Description of the task
Write out each line in which the string "text" is present.

Stored entries
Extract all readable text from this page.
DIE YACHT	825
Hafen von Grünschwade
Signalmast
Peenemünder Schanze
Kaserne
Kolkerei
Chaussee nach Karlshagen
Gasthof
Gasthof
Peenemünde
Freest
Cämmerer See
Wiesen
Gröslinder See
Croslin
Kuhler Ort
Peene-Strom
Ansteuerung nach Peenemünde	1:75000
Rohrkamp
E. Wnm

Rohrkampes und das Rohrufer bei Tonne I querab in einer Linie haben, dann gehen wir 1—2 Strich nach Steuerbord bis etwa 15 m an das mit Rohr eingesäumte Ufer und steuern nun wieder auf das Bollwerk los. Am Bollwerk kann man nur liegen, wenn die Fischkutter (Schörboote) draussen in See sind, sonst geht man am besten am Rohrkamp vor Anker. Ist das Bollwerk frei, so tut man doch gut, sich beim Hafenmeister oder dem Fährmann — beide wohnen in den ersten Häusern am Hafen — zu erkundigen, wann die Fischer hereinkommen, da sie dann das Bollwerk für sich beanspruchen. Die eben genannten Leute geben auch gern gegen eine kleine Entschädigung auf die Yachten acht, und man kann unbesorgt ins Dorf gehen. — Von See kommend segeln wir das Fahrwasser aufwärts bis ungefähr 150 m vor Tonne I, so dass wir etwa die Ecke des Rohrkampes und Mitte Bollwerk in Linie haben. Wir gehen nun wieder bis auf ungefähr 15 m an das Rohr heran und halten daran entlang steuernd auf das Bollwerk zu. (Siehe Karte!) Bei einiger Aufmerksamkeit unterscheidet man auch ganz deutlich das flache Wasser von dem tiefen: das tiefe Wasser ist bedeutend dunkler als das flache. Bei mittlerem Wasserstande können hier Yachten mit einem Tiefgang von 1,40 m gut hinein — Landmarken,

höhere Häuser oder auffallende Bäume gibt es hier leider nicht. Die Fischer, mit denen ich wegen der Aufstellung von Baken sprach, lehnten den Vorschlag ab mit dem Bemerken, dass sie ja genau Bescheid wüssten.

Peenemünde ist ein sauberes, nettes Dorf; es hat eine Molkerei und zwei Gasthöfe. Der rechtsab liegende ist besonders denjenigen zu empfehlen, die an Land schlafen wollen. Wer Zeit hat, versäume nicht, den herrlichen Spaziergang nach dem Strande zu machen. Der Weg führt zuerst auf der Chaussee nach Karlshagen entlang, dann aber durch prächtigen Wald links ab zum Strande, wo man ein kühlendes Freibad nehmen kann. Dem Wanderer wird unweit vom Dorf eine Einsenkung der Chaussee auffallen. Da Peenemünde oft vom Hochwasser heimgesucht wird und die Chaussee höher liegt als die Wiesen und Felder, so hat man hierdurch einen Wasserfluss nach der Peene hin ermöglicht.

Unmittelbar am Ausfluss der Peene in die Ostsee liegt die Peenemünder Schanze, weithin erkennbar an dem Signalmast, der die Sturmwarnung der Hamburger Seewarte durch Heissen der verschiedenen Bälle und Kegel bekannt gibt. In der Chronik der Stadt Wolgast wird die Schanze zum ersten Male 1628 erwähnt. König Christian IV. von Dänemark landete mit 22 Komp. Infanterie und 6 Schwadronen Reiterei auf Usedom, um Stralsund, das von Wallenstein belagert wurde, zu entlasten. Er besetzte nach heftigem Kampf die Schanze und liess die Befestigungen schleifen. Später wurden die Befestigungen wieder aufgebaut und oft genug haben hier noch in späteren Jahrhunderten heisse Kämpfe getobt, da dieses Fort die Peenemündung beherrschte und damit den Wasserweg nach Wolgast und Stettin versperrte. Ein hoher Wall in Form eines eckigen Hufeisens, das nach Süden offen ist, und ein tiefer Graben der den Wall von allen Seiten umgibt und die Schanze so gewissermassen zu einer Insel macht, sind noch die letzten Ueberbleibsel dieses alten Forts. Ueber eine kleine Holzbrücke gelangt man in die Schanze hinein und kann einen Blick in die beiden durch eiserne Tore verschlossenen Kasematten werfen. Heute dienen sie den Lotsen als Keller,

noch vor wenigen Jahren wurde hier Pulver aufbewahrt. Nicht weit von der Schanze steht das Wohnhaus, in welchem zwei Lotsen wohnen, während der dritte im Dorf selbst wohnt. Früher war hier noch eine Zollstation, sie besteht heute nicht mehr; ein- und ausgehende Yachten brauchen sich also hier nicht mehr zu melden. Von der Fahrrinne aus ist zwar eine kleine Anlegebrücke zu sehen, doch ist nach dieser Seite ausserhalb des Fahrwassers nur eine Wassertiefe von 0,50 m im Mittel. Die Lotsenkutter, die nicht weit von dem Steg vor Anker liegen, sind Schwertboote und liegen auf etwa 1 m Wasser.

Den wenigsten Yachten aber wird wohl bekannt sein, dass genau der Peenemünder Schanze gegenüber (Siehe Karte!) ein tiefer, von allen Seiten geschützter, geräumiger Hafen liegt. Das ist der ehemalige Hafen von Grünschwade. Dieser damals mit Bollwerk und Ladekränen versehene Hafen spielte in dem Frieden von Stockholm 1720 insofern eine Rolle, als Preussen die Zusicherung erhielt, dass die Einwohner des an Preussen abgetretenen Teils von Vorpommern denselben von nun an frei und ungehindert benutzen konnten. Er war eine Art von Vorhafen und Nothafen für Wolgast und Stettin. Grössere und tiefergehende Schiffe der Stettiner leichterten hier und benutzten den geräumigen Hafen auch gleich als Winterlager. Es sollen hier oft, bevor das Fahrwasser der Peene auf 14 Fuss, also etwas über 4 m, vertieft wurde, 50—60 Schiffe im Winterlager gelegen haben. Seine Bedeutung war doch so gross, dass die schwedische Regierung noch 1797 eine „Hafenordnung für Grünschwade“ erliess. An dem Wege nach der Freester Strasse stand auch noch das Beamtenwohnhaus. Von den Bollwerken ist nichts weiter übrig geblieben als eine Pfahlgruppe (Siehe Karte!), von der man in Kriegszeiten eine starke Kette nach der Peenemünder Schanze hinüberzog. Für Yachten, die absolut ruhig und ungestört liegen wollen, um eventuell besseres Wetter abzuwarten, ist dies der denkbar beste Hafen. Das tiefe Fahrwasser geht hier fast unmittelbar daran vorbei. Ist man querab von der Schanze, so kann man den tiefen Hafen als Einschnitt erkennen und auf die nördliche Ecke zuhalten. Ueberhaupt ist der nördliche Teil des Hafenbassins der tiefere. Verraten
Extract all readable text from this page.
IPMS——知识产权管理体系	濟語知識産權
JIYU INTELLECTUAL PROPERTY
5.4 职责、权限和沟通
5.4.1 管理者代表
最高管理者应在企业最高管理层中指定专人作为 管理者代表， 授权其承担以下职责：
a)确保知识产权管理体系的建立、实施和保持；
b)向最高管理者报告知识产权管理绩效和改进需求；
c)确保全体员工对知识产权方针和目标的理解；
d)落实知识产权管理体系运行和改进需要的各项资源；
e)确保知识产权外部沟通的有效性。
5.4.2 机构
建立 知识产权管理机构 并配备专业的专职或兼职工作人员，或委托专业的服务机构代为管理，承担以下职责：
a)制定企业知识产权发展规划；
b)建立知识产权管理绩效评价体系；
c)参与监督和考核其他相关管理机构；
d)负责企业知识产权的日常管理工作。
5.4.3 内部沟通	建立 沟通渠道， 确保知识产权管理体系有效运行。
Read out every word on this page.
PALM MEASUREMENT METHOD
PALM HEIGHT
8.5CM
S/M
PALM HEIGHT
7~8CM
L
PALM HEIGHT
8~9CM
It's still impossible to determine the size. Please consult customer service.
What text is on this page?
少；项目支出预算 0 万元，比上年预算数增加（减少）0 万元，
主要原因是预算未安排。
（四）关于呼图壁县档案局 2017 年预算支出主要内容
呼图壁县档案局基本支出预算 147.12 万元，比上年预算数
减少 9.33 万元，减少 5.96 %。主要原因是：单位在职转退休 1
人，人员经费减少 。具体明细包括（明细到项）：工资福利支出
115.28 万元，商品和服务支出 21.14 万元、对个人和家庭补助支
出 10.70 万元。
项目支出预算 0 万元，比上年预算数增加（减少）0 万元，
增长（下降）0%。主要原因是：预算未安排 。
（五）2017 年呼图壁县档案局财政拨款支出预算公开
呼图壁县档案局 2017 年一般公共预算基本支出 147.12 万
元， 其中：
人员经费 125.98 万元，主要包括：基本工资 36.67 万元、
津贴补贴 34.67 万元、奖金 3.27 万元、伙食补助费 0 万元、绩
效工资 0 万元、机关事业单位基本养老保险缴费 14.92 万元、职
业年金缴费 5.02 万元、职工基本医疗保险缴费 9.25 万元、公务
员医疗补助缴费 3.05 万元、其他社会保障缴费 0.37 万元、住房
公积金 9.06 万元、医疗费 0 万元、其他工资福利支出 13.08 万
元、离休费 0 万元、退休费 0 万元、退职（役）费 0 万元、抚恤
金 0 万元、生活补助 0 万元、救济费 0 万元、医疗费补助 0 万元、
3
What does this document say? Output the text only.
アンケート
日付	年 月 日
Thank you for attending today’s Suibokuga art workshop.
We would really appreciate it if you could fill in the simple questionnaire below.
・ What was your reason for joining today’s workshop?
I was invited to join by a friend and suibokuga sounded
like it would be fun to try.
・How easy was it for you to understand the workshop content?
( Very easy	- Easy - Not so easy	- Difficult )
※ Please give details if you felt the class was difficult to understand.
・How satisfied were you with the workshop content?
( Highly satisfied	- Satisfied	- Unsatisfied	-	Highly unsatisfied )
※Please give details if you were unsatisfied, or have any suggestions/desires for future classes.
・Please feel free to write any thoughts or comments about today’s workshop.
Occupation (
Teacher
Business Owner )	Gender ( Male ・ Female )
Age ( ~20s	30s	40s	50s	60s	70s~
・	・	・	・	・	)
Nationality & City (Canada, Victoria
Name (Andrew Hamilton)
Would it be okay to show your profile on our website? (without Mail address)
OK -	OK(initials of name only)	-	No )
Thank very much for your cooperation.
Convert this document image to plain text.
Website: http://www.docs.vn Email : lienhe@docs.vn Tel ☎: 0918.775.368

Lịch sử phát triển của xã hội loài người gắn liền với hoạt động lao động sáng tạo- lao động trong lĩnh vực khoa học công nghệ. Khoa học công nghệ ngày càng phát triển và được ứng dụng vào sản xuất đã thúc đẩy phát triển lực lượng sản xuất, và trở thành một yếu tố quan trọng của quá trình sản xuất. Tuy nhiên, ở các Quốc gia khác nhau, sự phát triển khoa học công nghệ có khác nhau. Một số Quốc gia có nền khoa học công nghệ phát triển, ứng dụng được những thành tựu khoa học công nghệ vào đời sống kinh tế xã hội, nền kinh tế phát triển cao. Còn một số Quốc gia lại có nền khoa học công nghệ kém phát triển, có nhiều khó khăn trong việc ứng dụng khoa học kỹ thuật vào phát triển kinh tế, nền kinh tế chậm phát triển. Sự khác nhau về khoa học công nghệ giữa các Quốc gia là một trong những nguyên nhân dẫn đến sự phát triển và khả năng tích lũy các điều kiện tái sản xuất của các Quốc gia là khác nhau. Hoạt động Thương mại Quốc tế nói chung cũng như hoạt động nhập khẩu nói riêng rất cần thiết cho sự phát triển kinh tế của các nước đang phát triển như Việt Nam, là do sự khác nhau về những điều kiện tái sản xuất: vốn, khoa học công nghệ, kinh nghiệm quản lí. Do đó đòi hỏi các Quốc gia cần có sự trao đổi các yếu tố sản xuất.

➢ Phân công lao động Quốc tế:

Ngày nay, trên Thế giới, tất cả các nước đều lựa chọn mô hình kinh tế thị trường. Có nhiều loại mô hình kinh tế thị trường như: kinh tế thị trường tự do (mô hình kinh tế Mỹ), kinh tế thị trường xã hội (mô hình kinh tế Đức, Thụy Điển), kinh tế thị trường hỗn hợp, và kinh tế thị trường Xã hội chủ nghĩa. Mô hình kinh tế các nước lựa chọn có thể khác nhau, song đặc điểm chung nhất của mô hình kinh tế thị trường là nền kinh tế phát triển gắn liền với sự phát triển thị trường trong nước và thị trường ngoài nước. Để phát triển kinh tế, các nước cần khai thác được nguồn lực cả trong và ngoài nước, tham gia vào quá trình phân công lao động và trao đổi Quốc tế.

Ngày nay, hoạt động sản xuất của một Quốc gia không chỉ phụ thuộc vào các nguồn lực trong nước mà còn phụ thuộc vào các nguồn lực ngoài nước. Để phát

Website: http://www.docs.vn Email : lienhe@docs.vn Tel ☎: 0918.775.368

Result for this task
Extract all readable text from this page.
Extract all readable text from this page.
What text is on this page?
What does this document say? Output the text only.
Convert this document image to plain text.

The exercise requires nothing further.